══ SUPPLIED ENTRIES
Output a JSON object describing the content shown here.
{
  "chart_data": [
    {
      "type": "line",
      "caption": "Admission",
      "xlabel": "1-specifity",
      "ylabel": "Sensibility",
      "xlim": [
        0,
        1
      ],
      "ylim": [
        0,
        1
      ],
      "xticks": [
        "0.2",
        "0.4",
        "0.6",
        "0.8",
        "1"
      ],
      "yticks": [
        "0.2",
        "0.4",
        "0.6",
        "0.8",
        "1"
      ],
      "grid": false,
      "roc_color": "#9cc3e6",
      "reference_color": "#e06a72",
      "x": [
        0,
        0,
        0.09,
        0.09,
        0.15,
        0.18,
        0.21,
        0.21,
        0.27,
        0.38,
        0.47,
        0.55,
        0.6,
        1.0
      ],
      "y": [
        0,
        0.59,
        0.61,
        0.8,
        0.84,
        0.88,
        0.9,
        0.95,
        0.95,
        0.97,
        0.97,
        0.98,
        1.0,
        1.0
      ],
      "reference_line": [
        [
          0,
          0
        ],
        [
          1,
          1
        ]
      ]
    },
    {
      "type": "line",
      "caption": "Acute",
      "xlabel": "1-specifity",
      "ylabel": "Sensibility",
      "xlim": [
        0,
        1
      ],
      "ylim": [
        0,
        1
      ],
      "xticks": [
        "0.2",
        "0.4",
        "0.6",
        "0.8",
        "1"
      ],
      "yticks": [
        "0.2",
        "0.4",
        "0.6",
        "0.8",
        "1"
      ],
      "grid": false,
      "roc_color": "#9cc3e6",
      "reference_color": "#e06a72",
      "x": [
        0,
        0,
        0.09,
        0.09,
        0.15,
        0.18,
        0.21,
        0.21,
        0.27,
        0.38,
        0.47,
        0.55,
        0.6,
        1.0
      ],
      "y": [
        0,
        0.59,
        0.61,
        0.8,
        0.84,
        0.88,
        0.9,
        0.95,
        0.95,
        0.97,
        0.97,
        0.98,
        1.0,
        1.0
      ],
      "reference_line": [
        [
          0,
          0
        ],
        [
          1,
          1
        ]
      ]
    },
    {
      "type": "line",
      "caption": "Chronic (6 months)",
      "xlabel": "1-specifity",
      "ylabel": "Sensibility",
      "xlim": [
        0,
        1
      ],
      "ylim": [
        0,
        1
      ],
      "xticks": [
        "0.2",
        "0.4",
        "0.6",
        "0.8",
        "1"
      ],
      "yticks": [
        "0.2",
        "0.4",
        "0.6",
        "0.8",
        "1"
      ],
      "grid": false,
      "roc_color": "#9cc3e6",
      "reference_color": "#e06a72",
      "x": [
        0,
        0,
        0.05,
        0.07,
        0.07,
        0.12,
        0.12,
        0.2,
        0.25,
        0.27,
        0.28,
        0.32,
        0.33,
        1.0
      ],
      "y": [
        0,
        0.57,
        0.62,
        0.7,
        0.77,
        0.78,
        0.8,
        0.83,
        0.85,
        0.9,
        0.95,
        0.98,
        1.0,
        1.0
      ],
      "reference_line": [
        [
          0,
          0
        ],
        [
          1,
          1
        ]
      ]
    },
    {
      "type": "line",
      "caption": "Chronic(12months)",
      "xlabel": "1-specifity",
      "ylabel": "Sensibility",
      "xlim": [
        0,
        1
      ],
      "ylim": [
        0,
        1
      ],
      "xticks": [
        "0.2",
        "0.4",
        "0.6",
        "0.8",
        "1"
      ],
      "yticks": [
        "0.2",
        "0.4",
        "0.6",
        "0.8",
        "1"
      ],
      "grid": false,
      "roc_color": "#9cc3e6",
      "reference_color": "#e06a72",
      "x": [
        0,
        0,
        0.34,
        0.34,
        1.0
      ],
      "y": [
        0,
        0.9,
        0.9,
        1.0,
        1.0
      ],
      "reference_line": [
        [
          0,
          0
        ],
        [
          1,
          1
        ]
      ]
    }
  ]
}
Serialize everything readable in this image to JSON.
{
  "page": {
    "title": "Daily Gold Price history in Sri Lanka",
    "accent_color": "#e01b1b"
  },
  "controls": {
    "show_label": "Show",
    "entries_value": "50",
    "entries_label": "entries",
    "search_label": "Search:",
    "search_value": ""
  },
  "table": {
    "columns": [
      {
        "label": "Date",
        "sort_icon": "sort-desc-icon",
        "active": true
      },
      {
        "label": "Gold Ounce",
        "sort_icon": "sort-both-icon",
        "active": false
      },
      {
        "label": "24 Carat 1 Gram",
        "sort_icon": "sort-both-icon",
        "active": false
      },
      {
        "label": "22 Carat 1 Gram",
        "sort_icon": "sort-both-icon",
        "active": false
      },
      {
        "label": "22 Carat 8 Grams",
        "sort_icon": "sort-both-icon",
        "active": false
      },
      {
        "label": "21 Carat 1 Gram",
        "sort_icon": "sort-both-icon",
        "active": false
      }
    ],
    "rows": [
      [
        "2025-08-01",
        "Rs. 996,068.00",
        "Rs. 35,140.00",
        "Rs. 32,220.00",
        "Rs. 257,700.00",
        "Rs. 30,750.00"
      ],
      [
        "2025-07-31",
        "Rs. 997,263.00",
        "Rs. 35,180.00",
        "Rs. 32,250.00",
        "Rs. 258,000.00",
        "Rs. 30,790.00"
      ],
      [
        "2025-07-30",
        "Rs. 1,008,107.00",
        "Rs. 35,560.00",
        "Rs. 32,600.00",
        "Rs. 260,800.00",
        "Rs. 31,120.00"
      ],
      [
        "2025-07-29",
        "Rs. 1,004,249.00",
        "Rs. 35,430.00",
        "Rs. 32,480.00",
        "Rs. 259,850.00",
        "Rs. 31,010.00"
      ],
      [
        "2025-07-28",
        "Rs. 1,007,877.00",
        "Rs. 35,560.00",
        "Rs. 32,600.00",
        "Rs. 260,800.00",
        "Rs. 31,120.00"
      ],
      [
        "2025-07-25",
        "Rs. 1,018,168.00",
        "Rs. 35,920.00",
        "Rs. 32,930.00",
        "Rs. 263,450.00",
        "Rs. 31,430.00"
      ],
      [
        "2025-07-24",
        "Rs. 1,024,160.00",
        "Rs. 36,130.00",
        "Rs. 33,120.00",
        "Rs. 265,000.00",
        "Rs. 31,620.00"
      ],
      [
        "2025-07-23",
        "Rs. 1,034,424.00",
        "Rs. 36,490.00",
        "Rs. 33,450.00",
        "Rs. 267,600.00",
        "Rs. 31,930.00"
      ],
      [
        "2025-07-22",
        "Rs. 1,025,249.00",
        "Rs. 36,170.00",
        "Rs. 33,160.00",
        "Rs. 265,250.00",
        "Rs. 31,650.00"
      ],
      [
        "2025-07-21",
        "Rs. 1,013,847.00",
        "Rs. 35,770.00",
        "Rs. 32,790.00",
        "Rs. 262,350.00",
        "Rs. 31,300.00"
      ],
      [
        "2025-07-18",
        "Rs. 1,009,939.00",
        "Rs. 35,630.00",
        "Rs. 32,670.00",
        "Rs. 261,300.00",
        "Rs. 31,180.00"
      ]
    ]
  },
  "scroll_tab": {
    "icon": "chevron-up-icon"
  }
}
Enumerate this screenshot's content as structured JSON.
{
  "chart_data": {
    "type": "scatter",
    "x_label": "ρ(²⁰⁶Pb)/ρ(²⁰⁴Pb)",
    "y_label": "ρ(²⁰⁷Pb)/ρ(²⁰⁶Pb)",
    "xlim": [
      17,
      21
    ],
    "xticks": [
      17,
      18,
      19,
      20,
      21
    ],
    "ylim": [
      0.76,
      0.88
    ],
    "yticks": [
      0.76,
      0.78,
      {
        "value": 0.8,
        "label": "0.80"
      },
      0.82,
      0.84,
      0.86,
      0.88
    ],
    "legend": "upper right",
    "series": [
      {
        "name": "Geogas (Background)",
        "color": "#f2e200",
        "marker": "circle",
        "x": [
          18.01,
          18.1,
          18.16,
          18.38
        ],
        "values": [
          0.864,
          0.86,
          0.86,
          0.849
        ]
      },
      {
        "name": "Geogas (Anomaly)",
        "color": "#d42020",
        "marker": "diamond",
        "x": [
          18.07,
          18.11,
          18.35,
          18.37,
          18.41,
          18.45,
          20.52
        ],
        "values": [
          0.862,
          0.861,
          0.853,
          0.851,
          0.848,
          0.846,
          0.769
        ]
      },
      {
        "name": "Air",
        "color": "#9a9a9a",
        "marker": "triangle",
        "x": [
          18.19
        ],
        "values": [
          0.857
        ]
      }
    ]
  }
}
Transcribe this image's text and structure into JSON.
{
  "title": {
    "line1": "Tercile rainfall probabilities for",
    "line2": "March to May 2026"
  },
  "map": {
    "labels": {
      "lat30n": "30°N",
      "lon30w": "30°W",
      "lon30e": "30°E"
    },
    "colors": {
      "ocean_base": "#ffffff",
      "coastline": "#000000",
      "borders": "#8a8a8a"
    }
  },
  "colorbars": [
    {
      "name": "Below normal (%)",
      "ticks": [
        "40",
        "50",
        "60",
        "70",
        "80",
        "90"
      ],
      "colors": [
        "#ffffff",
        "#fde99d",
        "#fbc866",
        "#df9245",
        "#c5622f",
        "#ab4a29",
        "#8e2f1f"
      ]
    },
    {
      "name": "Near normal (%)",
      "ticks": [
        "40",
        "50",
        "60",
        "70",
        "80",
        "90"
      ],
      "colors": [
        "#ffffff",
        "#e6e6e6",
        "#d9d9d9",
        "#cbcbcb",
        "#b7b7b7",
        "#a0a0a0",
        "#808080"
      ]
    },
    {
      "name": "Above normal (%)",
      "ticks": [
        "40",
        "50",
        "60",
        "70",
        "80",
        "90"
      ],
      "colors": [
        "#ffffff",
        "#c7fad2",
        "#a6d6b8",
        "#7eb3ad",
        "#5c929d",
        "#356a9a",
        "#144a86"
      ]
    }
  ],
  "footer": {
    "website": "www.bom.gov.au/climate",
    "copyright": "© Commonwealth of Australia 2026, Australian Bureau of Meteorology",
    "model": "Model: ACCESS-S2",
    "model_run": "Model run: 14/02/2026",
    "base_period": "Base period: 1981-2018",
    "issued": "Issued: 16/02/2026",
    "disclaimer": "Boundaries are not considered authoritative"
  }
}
════
* _TASK OBJECTIVE_:
Using the records above, gather all lines where the string "Model" is present.

* _FINISHED TASK_:
    "model": "Model: ACCESS-S2",
    "model_run": "Model run: 14/02/2026",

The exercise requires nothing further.